Begin Information supplied

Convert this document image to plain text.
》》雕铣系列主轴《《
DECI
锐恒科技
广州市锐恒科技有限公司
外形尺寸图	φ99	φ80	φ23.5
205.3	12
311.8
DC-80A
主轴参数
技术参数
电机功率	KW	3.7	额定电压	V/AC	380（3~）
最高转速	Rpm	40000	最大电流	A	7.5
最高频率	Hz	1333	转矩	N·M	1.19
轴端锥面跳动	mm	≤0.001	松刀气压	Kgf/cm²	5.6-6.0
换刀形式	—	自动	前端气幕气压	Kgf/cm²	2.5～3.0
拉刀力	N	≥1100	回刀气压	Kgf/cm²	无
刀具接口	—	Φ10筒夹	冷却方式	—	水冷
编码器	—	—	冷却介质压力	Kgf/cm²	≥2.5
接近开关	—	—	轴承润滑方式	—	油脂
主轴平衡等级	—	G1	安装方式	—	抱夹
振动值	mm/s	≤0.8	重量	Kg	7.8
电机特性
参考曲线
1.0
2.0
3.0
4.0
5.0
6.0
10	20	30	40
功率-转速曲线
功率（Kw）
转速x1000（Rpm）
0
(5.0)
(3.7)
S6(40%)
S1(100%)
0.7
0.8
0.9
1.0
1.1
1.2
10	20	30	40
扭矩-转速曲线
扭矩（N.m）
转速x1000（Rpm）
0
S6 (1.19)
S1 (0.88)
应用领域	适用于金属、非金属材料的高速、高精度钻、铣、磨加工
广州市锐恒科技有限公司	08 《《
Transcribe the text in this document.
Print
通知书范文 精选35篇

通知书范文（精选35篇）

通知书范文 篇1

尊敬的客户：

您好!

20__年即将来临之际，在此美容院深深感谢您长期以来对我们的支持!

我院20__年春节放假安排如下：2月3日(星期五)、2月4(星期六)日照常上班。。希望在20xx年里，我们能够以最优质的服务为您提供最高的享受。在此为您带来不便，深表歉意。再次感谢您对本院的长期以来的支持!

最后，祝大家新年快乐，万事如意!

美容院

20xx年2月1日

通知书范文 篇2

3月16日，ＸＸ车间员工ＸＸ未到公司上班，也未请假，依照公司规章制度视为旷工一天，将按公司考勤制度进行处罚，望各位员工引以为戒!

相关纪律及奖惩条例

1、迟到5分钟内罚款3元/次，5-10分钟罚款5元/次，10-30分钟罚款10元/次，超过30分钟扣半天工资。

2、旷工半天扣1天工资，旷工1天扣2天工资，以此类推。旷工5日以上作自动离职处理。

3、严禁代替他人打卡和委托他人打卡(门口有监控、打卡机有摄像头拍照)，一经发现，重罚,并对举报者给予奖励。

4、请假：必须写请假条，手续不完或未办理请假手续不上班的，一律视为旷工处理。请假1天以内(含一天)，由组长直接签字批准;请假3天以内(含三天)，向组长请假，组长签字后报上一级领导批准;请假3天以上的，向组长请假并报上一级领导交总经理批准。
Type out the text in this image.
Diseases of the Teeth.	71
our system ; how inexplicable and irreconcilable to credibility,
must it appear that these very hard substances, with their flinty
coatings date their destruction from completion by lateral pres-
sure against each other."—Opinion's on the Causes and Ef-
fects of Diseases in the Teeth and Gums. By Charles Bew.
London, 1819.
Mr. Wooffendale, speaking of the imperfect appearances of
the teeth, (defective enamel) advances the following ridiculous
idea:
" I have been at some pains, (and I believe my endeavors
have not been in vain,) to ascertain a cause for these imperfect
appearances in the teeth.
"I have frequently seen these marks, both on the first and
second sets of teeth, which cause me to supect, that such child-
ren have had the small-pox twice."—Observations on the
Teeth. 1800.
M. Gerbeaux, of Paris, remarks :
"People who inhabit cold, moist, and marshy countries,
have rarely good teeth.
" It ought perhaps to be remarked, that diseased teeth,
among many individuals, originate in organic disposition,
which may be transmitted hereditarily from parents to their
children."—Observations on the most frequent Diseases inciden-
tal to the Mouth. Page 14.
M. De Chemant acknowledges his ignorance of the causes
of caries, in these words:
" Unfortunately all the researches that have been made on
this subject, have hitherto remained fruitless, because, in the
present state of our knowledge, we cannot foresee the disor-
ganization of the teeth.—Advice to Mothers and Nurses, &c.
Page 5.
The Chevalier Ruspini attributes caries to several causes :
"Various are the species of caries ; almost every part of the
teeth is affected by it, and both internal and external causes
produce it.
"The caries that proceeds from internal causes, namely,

End Information supplied

**Objective**
Write out exactly the final stretch of the records: the line containing "Type out the text in this image." and every line after it, through the last, and nothing else.

**Exercise answer**
Type out the text in this image.
Diseases of the Teeth.	71
our system ; how inexplicable and irreconcilable to credibility,
must it appear that these very hard substances, with their flinty
coatings date their destruction from completion by lateral pres-
sure against each other."—Opinion's on the Causes and Ef-
fects of Diseases in the Teeth and Gums. By Charles Bew.
London, 1819.
Mr. Wooffendale, speaking of the imperfect appearances of
the teeth, (defective enamel) advances the following ridiculous
idea:
" I have been at some pains, (and I believe my endeavors
have not been in vain,) to ascertain a cause for these imperfect
appearances in the teeth.
"I have frequently seen these marks, both on the first and
second sets of teeth, which cause me to supect, that such child-
ren have had the small-pox twice."—Observations on the
Teeth. 1800.
M. Gerbeaux, of Paris, remarks :
"People who inhabit cold, moist, and marshy countries,
have rarely good teeth.
" It ought perhaps to be remarked, that diseased teeth,
among many individuals, originate in organic disposition,
which may be transmitted hereditarily from parents to their
children."—Observations on the most frequent Diseases inciden-
tal to the Mouth. Page 14.
M. De Chemant acknowledges his ignorance of the causes
of caries, in these words:
" Unfortunately all the researches that have been made on
this subject, have hitherto remained fruitless, because, in the
present state of our knowledge, we cannot foresee the disor-
ganization of the teeth.—Advice to Mothers and Nurses, &c.
Page 5.
The Chevalier Ruspini attributes caries to several causes :
"Various are the species of caries ; almost every part of the
teeth is affected by it, and both internal and external causes
produce it.
"The caries that proceeds from internal causes, namely,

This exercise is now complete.